1 - AVRO Mapping

Learn how to use AVRO mapping to map data to columns inside tables upon ingestion.

Use AVRO mapping to map incoming data to columns inside tables when your ingestion source file is in AVRO format.

Each AVRO mapping element must contain either of the following optional properties:

PropertyTypeDescription
FieldstringName of the field in the AVRO record.
PathstringIf the value starts with $, it’s treated as the path to the field in the AVRO document. This path specifies the part of the AVRO document that becomes the content of the column in the table. The path that denotes the entire AVRO record is $. If the value doesn’t start with $, it’s treated as a constant value. Paths that include special characters should be escaped as ['Property Name']. For more information, see JSONPath syntax.
ConstValuestringThe constant value to be used for a column instead of some value inside the AVRO file.

......

# YOUR OBJECTIVE
Pick up the AVRO mapping page after its last line and continue writing it. You won't need the items that follow the AVRO mapping page.

Element position data
......

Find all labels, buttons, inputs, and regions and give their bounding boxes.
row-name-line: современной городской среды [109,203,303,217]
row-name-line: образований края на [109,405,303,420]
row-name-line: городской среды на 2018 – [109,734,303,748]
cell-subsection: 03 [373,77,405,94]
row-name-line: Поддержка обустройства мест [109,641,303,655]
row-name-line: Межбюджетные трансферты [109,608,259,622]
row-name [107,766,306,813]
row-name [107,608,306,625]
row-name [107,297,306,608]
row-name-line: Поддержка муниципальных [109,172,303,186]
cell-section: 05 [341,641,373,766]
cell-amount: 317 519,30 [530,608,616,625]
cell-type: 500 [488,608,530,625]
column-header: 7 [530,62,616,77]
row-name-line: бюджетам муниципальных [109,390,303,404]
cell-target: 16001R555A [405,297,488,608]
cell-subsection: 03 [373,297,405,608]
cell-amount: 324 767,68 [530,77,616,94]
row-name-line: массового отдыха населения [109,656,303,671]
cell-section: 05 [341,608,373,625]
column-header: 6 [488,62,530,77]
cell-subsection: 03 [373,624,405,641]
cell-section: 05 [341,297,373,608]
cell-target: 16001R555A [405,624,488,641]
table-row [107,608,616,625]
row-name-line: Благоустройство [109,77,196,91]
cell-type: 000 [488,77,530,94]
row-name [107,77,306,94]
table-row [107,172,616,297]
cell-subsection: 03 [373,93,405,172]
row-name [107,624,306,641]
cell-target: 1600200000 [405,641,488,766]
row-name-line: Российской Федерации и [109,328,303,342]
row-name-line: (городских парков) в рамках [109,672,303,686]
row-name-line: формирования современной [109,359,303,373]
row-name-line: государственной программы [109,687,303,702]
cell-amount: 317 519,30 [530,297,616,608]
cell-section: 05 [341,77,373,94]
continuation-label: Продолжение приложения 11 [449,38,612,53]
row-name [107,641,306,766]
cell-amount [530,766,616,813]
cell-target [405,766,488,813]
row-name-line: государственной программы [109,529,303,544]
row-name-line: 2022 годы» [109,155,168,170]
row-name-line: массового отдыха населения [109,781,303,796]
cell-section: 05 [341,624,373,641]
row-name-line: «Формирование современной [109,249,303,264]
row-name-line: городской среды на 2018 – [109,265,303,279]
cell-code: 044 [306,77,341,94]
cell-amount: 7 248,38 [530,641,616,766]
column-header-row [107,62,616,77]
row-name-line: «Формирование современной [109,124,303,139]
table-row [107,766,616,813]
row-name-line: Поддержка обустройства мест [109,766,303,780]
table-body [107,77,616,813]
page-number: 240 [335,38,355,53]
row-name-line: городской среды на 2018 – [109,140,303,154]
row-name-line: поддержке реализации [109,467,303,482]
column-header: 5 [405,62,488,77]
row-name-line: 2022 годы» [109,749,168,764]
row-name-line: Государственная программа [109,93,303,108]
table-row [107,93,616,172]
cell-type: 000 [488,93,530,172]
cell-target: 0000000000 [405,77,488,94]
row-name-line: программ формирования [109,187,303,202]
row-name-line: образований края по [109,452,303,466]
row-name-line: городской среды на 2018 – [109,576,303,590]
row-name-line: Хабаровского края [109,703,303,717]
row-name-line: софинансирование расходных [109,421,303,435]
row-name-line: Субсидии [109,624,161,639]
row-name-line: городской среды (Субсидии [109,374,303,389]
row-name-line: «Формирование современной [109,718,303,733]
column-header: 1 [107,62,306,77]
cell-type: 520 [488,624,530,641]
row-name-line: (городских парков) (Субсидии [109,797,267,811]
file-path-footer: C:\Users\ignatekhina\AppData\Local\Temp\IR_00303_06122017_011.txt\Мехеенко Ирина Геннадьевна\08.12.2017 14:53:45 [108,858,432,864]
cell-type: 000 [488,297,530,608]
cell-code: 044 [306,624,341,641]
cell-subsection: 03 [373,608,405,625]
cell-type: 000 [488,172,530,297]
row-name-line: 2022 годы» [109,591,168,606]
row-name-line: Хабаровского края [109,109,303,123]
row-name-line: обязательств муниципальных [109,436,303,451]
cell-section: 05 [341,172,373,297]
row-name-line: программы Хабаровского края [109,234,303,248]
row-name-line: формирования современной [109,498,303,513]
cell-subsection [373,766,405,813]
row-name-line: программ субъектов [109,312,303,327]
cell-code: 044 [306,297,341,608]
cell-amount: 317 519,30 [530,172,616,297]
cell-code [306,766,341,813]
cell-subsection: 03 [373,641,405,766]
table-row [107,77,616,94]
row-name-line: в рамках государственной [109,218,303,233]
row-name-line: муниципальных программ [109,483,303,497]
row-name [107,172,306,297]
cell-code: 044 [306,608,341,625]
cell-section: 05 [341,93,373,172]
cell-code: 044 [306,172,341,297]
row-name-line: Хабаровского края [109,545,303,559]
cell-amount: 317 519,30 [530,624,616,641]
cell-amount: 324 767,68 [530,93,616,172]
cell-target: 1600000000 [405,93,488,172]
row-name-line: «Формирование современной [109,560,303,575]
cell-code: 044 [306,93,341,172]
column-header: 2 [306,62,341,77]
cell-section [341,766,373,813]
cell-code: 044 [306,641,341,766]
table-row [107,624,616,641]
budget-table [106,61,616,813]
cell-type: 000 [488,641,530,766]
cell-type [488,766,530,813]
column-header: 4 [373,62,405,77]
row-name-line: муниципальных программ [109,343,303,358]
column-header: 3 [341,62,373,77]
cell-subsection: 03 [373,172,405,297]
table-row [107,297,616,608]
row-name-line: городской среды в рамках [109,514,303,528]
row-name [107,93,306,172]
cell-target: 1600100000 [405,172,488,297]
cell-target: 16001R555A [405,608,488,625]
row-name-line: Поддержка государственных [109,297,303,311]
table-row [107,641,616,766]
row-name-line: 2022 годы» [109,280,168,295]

......

# REPLY
TransformstringTransformation that should be applied on the content with mapping transformations.

Examples

JSON serialization

The following example mapping is serialized as a JSON string when provided as part of the .ingest management command.

[
  {"Column": "event_timestamp", "Properties": {"Field": "Timestamp"}},
  {"Column": "event_name",      "Properties": {"Field": "Name"}},
  {"Column": "event_type",      "Properties": {"Field": "Type"}},
  {"Column": "event_time",      "Properties": {"Field": "Timestamp", "Transform": "DateTimeFromUnixMilliseconds"}},
  {"Column": "ingestion_time",  "Properties": {"ConstValue": "2021-01-01T10:32:00"}},
  {"Column": "full_record",     "Properties": {"Path": "$"}}
]

Here the serialized JSON mapping is included in the context of the .ingest management command.

.ingest into Table123 (@"source1", @"source2")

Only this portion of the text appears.